Saved data entries:
>>>
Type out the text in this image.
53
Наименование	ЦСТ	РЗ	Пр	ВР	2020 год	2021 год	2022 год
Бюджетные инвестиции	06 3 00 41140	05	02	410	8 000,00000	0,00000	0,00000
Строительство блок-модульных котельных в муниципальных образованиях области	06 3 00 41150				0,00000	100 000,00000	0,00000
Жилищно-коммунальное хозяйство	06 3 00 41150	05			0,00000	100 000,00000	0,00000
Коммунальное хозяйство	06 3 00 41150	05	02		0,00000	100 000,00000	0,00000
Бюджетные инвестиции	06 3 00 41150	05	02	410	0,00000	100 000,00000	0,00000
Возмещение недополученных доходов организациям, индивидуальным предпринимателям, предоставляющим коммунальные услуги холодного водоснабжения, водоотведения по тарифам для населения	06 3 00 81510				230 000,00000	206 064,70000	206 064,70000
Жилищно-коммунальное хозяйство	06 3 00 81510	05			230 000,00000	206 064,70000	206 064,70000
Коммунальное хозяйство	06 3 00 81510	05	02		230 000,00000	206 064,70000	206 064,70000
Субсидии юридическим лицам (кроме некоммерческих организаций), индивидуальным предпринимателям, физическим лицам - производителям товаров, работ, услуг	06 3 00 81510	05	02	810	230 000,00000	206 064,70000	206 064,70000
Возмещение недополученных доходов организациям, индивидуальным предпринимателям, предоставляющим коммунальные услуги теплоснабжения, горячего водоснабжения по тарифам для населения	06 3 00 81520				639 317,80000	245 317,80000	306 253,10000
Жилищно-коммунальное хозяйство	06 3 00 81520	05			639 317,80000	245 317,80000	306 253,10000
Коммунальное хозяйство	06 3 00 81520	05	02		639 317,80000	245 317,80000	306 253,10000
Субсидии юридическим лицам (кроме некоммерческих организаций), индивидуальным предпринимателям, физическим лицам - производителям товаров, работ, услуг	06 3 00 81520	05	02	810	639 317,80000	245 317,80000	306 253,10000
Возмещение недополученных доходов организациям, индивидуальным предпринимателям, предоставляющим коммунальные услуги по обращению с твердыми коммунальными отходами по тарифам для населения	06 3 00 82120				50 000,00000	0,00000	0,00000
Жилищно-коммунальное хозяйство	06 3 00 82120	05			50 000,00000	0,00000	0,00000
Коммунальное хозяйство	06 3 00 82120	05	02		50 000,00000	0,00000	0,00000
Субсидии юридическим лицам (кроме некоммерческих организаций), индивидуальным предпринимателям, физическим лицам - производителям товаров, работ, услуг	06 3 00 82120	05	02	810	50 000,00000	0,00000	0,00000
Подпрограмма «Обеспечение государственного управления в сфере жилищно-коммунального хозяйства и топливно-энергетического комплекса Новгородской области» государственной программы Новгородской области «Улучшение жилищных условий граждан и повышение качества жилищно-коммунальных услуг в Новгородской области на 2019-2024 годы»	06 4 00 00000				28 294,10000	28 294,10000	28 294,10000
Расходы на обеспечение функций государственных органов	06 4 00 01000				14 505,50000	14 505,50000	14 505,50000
<<<
Task statement: Print again each line of the listing above, exactly as it appears.

Solution:
Type out the text in this image.
53
Наименование	ЦСТ	РЗ	Пр	ВР	2020 год	2021 год	2022 год
Бюджетные инвестиции	06 3 00 41140	05	02	410	8 000,00000	0,00000	0,00000
Строительство блок-модульных котельных в муниципальных образованиях области	06 3 00 41150				0,00000	100 000,00000	0,00000
Жилищно-коммунальное хозяйство	06 3 00 41150	05			0,00000	100 000,00000	0,00000
Коммунальное хозяйство	06 3 00 41150	05	02		0,00000	100 000,00000	0,00000
Бюджетные инвестиции	06 3 00 41150	05	02	410	0,00000	100 000,00000	0,00000
Возмещение недополученных доходов организациям, индивидуальным предпринимателям, предоставляющим коммунальные услуги холодного водоснабжения, водоотведения по тарифам для населения	06 3 00 81510				230 000,00000	206 064,70000	206 064,70000
Жилищно-коммунальное хозяйство	06 3 00 81510	05			230 000,00000	206 064,70000	206 064,70000
Коммунальное хозяйство	06 3 00 81510	05	02		230 000,00000	206 064,70000	206 064,70000
Субсидии юридическим лицам (кроме некоммерческих организаций), индивидуальным предпринимателям, физическим лицам - производителям товаров, работ, услуг	06 3 00 81510	05	02	810	230 000,00000	206 064,70000	206 064,70000
Возмещение недополученных доходов организациям, индивидуальным предпринимателям, предоставляющим коммунальные услуги теплоснабжения, горячего водоснабжения по тарифам для населения	06 3 00 81520				639 317,80000	245 317,80000	306 253,10000
Жилищно-коммунальное хозяйство	06 3 00 81520	05			639 317,80000	245 317,80000	306 253,10000
Коммунальное хозяйство	06 3 00 81520	05	02		639 317,80000	245 317,80000	306 253,10000
Субсидии юридическим лицам (кроме некоммерческих организаций), индивидуальным предпринимателям, физическим лицам - производителям товаров, работ, услуг	06 3 00 81520	05	02	810	639 317,80000	245 317,80000	306 253,10000
Возмещение недополученных доходов организациям, индивидуальным предпринимателям, предоставляющим коммунальные услуги по обращению с твердыми коммунальными отходами по тарифам для населения	06 3 00 82120				50 000,00000	0,00000	0,00000
Жилищно-коммунальное хозяйство	06 3 00 82120	05			50 000,00000	0,00000	0,00000
Коммунальное хозяйство	06 3 00 82120	05	02		50 000,00000	0,00000	0,00000
Субсидии юридическим лицам (кроме некоммерческих организаций), индивидуальным предпринимателям, физическим лицам - производителям товаров, работ, услуг	06 3 00 82120	05	02	810	50 000,00000	0,00000	0,00000
Подпрограмма «Обеспечение государственного управления в сфере жилищно-коммунального хозяйства и топливно-энергетического комплекса Новгородской области» государственной программы Новгородской области «Улучшение жилищных условий граждан и повышение качества жилищно-коммунальных услуг в Новгородской области на 2019-2024 годы»	06 4 00 00000				28 294,10000	28 294,10000	28 294,10000
Расходы на обеспечение функций государственных органов	06 4 00 01000				14 505,50000	14 505,50000	14 505,50000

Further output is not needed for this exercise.